AIM OF THE TASK =
Where the string "values" occurs in the material below, report the whole line.

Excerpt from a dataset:
(begin)
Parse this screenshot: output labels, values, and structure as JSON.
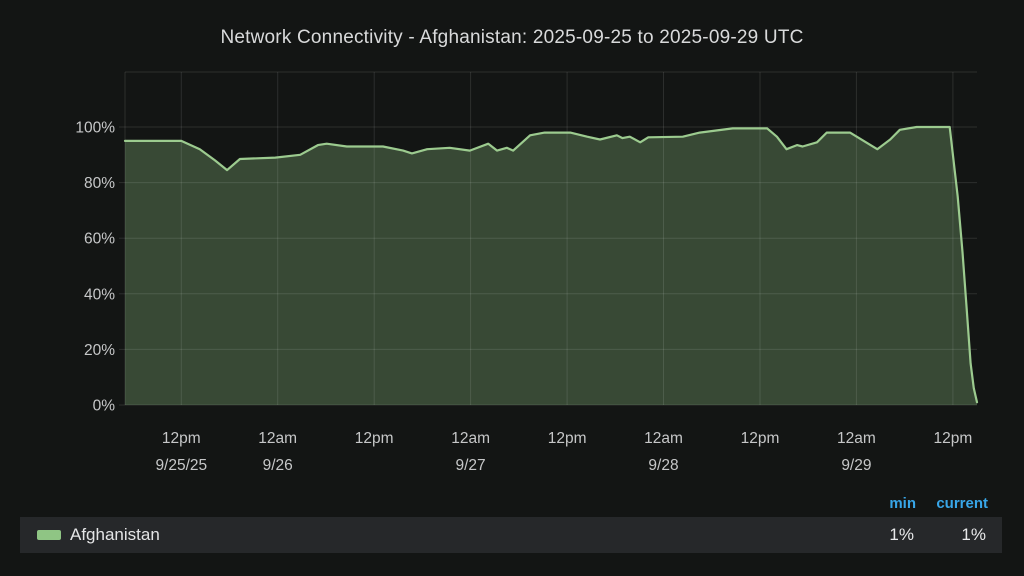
{
  "chart_data": {
    "type": "area",
    "title": "Network Connectivity - Afghanistan: 2025-09-25 to 2025-09-29 UTC",
    "ylabel": "",
    "xlabel": "",
    "x_unit": "hours since 2025-09-25 00:00 UTC (values estimated from gridlines)",
    "x_range": [
      5,
      111
    ],
    "ylim": [
      0,
      100
    ],
    "grid": true,
    "legend_position": "bottom",
    "line_color": "#9CCB8F",
    "fill_color": "rgba(143,197,132,0.30)",
    "y_ticks": [
      {
        "v": 0,
        "label": "0%"
      },
      {
        "v": 20,
        "label": "20%"
      },
      {
        "v": 40,
        "label": "40%"
      },
      {
        "v": 60,
        "label": "60%"
      },
      {
        "v": 80,
        "label": "80%"
      },
      {
        "v": 100,
        "label": "100%"
      }
    ],
    "x_ticks": [
      {
        "t": 12,
        "time": "12pm",
        "date": "9/25/25"
      },
      {
        "t": 24,
        "time": "12am",
        "date": "9/26"
      },
      {
        "t": 36,
        "time": "12pm",
        "date": ""
      },
      {
        "t": 48,
        "time": "12am",
        "date": "9/27"
      },
      {
        "t": 60,
        "time": "12pm",
        "date": ""
      },
      {
        "t": 72,
        "time": "12am",
        "date": "9/28"
      },
      {
        "t": 84,
        "time": "12pm",
        "date": ""
      },
      {
        "t": 96,
        "time": "12am",
        "date": "9/29"
      },
      {
        "t": 108,
        "time": "12pm",
        "date": ""
      }
    ],
    "series": [
      {
        "name": "Afghanistan",
        "points": [
          [
            5,
            95
          ],
          [
            12,
            95
          ],
          [
            14.3,
            92
          ],
          [
            16.2,
            88
          ],
          [
            17.7,
            84.5
          ],
          [
            19.3,
            88.5
          ],
          [
            23.7,
            89
          ],
          [
            26.8,
            90
          ],
          [
            29,
            93.5
          ],
          [
            30.1,
            94
          ],
          [
            32.6,
            93
          ],
          [
            37.1,
            93
          ],
          [
            39.6,
            91.5
          ],
          [
            40.7,
            90.5
          ],
          [
            42.6,
            92
          ],
          [
            45.4,
            92.5
          ],
          [
            47.9,
            91.5
          ],
          [
            50.2,
            94
          ],
          [
            51.3,
            91.5
          ],
          [
            52.5,
            92.5
          ],
          [
            53.3,
            91.5
          ],
          [
            55.4,
            97
          ],
          [
            57.2,
            98
          ],
          [
            60.4,
            98
          ],
          [
            62.5,
            96.5
          ],
          [
            64.1,
            95.5
          ],
          [
            66.2,
            97
          ],
          [
            66.9,
            96
          ],
          [
            67.8,
            96.5
          ],
          [
            69.1,
            94.5
          ],
          [
            70.1,
            96.3
          ],
          [
            74.4,
            96.5
          ],
          [
            76.5,
            98
          ],
          [
            80.6,
            99.5
          ],
          [
            84.9,
            99.5
          ],
          [
            86.1,
            96.5
          ],
          [
            87.3,
            92
          ],
          [
            88.6,
            93.5
          ],
          [
            89.3,
            93
          ],
          [
            91.1,
            94.5
          ],
          [
            92.3,
            98
          ],
          [
            95.2,
            98
          ],
          [
            98.6,
            92
          ],
          [
            100.2,
            95.5
          ],
          [
            101.4,
            99
          ],
          [
            103.5,
            100
          ],
          [
            107.6,
            100
          ],
          [
            108.6,
            75
          ],
          [
            109.2,
            55
          ],
          [
            109.7,
            35
          ],
          [
            110.2,
            15
          ],
          [
            110.6,
            6
          ],
          [
            111,
            1
          ]
        ]
      }
    ]
  },
  "legend": {
    "columns": [
      "min",
      "current"
    ],
    "series": [
      {
        "label": "Afghanistan",
        "swatch_color": "#8FC584",
        "min": "1%",
        "current": "1%"
      }
    ]
  },
  "colors": {
    "background": "#131514",
    "panel_row": "#26282A",
    "title_text": "#D9DADB",
    "axis_text": "#C6C7C8",
    "column_header_blue": "#38A6E8",
    "series_green": "#9CCB8F"
  }
}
(end)
EXPECTED ANSWER =
Parse this screenshot: output labels, values, and structure as JSON.
    "x_unit": "hours since 2025-09-25 00:00 UTC (values estimated from gridlines)",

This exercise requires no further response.